• **THE TASK**:
Note how many lines include the word "NodeVoltage", and give that number by itself.

• **Figure contents as structured data**:
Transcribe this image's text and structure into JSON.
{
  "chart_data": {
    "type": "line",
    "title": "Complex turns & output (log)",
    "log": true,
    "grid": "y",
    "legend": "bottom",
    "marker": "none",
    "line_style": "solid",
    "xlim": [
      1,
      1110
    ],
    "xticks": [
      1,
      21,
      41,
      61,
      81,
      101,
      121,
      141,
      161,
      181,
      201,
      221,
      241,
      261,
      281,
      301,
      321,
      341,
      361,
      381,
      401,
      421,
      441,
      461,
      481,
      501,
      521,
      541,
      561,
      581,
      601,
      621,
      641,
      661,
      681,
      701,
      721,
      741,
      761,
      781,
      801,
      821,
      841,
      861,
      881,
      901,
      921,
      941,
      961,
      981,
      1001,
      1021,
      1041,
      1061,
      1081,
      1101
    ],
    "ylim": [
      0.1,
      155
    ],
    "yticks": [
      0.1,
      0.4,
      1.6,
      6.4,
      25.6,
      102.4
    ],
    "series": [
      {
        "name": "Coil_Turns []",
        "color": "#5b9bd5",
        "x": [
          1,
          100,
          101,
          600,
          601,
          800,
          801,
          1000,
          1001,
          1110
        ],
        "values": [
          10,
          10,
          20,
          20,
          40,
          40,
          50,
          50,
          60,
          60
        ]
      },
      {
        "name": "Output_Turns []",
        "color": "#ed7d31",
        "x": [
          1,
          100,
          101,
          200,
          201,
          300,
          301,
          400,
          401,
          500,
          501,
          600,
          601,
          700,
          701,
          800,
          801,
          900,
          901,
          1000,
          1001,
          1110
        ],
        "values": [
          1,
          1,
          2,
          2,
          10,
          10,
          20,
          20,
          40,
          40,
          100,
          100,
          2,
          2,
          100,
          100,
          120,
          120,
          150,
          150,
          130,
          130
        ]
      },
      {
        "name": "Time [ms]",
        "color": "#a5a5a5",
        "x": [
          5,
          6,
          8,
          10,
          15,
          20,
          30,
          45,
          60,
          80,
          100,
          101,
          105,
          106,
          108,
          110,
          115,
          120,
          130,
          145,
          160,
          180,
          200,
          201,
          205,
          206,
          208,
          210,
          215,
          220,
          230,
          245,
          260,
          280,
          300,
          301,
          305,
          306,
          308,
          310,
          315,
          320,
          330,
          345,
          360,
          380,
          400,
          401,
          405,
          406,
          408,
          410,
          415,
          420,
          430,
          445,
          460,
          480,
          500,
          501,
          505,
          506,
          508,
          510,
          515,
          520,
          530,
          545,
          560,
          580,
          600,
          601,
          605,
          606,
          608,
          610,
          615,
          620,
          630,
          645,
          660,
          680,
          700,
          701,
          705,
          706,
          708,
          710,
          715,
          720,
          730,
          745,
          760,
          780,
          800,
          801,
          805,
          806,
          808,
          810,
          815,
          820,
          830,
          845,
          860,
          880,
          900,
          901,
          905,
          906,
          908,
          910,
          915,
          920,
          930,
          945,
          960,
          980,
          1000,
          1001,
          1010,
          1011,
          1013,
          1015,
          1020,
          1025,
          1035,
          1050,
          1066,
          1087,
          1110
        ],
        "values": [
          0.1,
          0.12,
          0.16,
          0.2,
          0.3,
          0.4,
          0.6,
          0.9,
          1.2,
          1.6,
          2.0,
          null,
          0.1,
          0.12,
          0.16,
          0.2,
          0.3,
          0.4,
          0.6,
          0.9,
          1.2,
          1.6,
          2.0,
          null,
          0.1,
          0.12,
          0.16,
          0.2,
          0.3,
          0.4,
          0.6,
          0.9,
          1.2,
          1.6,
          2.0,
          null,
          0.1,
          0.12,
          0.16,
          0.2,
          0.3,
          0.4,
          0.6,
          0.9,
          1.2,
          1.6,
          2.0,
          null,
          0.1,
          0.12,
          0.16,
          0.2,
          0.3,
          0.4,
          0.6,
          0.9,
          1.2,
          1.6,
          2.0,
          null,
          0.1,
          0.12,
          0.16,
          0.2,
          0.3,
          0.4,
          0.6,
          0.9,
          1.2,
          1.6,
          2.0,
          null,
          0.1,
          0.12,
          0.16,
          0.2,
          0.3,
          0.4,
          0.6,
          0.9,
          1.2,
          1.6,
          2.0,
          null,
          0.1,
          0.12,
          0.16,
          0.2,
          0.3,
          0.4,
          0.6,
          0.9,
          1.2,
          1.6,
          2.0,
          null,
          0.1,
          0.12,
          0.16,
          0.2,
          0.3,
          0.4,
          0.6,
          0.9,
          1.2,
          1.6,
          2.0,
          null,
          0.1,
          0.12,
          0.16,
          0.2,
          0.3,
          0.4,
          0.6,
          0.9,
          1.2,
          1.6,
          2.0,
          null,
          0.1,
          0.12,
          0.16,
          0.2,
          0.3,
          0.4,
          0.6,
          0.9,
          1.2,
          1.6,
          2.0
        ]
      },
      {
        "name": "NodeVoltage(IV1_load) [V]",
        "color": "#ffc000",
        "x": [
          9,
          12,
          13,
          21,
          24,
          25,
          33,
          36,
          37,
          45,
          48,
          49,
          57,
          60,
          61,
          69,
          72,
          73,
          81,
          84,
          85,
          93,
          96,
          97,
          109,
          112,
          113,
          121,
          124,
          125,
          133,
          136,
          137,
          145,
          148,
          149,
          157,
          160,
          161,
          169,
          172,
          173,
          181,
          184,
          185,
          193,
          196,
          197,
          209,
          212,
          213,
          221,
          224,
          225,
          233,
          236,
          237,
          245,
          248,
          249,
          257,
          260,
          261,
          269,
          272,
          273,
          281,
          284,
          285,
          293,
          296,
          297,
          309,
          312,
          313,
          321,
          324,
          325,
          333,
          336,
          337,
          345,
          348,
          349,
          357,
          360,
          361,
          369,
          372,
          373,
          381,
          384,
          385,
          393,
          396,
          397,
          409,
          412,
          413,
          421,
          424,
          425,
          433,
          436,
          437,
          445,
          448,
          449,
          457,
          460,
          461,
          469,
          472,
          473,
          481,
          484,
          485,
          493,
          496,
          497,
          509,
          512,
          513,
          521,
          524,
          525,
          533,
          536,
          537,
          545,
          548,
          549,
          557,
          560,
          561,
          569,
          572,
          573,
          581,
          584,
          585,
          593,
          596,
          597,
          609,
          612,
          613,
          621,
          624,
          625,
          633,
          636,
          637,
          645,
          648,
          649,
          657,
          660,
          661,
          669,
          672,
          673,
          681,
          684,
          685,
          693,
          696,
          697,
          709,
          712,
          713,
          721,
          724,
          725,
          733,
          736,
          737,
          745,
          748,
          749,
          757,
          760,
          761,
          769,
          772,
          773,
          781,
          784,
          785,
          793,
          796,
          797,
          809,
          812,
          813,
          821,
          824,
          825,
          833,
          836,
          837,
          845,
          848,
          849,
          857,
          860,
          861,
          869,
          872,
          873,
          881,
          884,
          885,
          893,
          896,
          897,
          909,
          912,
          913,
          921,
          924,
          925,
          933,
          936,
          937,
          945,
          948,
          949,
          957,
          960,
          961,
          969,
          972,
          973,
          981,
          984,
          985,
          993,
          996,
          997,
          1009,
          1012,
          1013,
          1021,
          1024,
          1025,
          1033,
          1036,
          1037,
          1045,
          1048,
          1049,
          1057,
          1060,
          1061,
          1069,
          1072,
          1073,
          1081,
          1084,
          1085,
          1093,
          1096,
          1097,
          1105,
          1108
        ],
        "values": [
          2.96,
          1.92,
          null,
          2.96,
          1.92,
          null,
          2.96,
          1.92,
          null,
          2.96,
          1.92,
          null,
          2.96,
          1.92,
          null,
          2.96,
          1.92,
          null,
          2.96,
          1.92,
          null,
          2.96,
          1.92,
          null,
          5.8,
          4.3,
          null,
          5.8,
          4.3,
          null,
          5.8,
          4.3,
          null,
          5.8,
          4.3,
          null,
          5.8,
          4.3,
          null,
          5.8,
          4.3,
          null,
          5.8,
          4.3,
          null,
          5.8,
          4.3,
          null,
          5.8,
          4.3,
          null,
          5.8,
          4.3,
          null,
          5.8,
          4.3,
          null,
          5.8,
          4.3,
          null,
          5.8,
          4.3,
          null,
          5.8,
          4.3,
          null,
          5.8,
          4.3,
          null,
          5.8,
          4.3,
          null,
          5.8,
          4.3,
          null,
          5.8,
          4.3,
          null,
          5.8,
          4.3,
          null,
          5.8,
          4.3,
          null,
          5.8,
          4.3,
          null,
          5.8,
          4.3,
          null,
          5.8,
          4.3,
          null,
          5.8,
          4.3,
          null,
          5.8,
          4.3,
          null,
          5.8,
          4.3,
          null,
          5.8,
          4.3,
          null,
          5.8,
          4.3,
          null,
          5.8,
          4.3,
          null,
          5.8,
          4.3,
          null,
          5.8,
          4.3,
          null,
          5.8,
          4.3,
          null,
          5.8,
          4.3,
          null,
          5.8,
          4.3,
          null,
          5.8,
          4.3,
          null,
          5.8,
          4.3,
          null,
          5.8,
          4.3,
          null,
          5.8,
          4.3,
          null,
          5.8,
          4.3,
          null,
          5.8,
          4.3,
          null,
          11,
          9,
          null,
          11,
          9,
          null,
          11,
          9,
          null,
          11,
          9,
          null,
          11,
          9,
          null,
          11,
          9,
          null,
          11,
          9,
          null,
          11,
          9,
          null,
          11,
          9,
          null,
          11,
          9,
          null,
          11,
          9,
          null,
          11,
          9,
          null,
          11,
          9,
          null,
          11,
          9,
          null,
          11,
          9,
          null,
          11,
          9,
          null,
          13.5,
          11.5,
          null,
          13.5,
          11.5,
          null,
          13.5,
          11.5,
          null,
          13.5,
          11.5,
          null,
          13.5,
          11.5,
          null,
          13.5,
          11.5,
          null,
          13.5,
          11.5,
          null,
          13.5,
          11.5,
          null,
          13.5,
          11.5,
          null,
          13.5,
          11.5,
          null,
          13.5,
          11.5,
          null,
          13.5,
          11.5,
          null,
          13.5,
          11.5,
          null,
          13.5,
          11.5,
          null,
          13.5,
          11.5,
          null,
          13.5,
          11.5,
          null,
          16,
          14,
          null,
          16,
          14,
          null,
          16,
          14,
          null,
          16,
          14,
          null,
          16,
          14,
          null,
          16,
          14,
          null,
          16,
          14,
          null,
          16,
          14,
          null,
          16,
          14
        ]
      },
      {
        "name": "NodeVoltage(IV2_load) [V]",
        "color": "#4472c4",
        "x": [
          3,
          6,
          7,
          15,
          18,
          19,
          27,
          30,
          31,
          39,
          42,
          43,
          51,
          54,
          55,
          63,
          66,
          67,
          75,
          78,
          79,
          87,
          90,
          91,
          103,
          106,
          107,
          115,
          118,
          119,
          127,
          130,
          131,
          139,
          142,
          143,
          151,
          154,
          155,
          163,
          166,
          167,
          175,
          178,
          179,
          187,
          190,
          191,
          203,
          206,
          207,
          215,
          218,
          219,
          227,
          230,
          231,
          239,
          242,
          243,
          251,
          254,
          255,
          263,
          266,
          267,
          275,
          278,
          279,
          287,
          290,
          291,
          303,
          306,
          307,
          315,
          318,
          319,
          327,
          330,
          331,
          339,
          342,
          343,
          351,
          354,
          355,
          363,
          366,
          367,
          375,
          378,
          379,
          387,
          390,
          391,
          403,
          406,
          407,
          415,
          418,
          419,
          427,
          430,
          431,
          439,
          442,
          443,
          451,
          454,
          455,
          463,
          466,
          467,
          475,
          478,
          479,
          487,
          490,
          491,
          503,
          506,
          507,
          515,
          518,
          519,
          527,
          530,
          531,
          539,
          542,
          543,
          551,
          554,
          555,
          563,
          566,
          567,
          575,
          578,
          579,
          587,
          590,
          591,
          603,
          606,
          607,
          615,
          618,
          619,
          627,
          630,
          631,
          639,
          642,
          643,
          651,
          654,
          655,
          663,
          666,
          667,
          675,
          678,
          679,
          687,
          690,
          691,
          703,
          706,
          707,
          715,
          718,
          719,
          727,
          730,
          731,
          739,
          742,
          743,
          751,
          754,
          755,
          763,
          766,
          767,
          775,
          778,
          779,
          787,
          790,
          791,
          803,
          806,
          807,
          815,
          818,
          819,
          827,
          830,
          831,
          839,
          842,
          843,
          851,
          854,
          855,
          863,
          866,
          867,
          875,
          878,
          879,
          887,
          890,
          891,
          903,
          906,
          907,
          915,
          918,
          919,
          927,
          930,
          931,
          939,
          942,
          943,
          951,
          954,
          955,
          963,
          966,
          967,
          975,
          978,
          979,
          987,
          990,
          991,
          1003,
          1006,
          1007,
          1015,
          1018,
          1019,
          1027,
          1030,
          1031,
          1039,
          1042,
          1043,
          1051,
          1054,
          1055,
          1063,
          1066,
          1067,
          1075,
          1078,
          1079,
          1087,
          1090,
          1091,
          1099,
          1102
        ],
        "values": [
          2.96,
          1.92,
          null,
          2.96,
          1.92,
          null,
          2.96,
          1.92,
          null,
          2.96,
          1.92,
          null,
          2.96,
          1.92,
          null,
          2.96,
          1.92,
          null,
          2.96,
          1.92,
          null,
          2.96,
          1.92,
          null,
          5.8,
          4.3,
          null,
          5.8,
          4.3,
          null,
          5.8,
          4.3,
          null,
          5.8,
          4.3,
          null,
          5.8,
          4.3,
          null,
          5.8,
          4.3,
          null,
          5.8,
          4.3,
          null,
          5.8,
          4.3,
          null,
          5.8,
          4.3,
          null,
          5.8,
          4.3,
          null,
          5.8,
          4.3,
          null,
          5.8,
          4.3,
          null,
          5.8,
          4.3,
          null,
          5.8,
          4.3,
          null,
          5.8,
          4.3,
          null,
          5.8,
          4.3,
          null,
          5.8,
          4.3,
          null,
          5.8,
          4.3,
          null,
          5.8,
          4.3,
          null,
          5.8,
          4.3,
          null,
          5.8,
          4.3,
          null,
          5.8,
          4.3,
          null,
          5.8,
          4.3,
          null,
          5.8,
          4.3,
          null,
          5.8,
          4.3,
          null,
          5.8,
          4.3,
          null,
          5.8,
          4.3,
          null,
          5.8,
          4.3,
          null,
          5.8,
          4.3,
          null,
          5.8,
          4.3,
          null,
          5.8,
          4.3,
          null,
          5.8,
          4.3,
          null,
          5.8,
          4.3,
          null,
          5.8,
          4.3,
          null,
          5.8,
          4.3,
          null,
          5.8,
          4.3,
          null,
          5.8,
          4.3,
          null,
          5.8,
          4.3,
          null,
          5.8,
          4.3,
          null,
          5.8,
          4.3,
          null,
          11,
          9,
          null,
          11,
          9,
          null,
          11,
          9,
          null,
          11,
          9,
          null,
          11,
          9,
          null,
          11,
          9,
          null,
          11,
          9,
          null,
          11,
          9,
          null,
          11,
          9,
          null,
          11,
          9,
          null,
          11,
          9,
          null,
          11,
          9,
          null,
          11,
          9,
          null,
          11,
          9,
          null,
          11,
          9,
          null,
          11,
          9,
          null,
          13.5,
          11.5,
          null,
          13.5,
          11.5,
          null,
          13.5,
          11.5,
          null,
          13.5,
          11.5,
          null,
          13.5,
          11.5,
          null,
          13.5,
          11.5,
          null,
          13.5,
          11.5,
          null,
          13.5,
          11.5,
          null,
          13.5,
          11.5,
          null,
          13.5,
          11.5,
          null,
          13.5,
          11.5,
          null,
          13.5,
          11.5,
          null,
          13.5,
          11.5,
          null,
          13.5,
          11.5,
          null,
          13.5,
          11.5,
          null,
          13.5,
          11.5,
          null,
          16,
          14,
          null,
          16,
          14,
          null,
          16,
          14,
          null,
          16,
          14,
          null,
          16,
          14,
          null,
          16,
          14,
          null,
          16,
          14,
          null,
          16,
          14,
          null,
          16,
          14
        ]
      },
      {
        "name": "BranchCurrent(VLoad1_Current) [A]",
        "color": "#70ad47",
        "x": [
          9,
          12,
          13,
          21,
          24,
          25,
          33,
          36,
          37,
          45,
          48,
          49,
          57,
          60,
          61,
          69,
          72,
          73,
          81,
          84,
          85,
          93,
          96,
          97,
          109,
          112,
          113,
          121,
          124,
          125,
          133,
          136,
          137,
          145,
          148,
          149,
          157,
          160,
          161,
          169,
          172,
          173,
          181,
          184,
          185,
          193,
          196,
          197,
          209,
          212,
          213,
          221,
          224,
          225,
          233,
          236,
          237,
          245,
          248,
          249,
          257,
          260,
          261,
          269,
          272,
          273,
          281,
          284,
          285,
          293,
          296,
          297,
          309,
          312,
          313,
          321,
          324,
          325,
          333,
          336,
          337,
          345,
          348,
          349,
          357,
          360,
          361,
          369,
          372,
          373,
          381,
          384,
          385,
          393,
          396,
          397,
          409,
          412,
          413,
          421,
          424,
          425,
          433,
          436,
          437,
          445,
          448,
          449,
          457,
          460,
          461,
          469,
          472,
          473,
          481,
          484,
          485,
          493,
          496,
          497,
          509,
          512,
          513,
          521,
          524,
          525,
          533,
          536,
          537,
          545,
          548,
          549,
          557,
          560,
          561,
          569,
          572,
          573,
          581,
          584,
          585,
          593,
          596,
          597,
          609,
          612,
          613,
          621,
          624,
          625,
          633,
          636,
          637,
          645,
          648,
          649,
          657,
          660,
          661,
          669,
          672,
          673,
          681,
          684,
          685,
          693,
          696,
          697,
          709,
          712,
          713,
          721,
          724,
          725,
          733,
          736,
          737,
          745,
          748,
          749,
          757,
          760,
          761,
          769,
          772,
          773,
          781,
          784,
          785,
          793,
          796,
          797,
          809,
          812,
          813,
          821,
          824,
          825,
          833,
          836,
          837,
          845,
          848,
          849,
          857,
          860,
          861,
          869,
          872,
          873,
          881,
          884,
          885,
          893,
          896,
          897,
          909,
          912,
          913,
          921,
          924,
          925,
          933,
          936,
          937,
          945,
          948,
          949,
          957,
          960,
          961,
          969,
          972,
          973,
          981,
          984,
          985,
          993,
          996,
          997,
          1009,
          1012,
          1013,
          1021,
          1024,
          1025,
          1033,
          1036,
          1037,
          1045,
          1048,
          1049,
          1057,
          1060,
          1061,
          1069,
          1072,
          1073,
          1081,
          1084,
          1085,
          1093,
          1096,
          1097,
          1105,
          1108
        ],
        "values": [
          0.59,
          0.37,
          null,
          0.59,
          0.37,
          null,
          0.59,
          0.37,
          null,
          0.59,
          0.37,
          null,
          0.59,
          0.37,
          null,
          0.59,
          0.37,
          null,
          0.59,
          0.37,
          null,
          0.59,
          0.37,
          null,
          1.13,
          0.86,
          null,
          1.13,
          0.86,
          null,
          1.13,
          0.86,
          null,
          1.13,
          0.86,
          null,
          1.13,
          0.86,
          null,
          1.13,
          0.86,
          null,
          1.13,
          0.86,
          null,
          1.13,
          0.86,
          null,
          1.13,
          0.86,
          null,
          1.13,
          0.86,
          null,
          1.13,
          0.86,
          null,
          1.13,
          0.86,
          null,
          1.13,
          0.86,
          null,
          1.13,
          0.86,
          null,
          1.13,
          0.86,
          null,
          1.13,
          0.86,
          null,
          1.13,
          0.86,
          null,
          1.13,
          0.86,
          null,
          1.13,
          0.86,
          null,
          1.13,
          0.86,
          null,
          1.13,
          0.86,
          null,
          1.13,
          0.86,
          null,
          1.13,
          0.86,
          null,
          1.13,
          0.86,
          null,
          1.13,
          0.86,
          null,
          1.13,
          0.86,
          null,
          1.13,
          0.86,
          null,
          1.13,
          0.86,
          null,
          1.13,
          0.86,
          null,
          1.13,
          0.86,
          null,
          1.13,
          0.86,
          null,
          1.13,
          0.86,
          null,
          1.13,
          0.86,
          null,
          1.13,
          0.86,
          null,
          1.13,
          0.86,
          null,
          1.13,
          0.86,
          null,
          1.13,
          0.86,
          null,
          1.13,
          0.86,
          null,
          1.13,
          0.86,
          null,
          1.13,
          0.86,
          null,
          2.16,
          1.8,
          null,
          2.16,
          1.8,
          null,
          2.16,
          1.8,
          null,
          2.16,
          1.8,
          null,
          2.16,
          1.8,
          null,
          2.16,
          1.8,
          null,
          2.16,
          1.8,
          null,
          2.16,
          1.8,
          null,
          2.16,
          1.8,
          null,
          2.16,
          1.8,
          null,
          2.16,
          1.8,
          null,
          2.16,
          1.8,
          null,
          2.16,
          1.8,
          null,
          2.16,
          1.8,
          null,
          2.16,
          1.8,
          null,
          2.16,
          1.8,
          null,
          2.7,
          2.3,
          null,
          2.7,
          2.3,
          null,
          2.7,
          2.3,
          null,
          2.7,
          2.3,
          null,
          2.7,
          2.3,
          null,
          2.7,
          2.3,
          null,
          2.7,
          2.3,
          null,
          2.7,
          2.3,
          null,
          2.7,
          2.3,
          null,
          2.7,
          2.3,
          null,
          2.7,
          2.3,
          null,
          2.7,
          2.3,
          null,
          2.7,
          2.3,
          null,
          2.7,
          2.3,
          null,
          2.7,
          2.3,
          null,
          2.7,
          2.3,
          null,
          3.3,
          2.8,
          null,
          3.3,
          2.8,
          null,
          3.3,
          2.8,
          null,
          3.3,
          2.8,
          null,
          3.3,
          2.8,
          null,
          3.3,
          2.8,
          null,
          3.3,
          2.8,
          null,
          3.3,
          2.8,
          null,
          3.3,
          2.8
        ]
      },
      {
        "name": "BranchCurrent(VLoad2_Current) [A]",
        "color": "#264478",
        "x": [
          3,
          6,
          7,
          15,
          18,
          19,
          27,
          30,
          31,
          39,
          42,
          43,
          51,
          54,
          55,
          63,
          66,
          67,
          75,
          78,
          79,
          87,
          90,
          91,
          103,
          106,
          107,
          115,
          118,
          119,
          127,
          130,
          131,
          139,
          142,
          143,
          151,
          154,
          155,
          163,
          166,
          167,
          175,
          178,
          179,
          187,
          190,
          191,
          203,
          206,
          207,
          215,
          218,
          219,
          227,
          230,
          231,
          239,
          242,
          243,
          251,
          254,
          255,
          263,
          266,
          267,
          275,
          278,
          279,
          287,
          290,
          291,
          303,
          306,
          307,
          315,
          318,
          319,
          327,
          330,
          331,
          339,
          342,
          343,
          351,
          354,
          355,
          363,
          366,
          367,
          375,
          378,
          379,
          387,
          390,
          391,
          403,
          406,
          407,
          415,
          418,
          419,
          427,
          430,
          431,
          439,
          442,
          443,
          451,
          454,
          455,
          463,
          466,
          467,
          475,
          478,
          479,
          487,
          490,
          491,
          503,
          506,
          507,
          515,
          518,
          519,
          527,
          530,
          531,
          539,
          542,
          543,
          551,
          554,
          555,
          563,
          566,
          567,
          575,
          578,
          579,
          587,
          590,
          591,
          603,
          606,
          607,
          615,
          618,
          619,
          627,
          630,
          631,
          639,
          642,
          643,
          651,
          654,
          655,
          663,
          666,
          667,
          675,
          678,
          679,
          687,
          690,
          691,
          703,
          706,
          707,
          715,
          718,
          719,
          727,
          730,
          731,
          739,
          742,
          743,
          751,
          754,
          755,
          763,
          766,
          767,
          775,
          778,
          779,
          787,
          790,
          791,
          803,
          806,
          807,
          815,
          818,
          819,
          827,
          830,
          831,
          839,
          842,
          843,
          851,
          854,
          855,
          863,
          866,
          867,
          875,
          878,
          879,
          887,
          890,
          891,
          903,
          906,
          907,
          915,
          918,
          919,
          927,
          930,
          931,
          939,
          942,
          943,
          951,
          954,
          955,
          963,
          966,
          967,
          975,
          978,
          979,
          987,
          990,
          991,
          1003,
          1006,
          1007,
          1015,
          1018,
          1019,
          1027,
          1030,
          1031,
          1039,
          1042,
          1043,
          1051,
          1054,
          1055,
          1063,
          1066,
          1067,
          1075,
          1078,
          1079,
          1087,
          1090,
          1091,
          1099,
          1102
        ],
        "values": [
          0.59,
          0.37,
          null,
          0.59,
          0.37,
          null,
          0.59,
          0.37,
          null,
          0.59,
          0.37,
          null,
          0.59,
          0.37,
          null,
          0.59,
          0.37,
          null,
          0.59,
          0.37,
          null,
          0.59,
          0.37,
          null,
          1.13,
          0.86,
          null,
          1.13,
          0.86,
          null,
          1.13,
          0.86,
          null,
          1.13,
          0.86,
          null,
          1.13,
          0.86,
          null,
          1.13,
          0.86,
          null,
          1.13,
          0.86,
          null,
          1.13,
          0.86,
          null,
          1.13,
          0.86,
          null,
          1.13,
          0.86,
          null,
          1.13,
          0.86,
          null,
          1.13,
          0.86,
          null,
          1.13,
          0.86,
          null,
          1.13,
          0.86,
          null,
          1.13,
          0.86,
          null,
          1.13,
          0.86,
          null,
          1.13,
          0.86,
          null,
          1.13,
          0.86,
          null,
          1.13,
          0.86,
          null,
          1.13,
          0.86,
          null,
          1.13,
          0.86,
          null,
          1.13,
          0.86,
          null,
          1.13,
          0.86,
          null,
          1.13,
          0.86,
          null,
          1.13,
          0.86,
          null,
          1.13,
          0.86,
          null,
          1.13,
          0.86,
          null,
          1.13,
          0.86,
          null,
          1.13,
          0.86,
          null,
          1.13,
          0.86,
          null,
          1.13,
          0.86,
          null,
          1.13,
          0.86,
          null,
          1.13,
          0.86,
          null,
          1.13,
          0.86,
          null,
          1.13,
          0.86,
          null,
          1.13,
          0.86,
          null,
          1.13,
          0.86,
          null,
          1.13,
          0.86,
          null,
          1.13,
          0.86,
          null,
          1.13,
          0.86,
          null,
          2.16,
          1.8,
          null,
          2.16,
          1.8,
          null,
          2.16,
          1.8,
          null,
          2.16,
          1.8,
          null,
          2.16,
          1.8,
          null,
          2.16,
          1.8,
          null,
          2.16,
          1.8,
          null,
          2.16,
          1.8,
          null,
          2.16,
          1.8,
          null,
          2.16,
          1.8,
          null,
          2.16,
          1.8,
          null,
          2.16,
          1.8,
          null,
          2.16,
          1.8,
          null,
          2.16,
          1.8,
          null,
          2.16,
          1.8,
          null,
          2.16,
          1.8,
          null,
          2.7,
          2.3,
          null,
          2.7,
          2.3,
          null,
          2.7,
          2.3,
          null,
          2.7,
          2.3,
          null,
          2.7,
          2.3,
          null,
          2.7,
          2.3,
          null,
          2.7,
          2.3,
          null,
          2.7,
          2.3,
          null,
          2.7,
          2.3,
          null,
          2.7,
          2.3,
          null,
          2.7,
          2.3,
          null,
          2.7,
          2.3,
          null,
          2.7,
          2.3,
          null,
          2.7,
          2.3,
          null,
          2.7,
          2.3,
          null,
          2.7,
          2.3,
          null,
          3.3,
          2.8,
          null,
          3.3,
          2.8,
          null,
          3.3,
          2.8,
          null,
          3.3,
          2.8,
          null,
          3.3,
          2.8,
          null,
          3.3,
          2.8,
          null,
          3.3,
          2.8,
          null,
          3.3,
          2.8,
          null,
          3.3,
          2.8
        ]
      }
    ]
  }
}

• **THE RESULT**:
2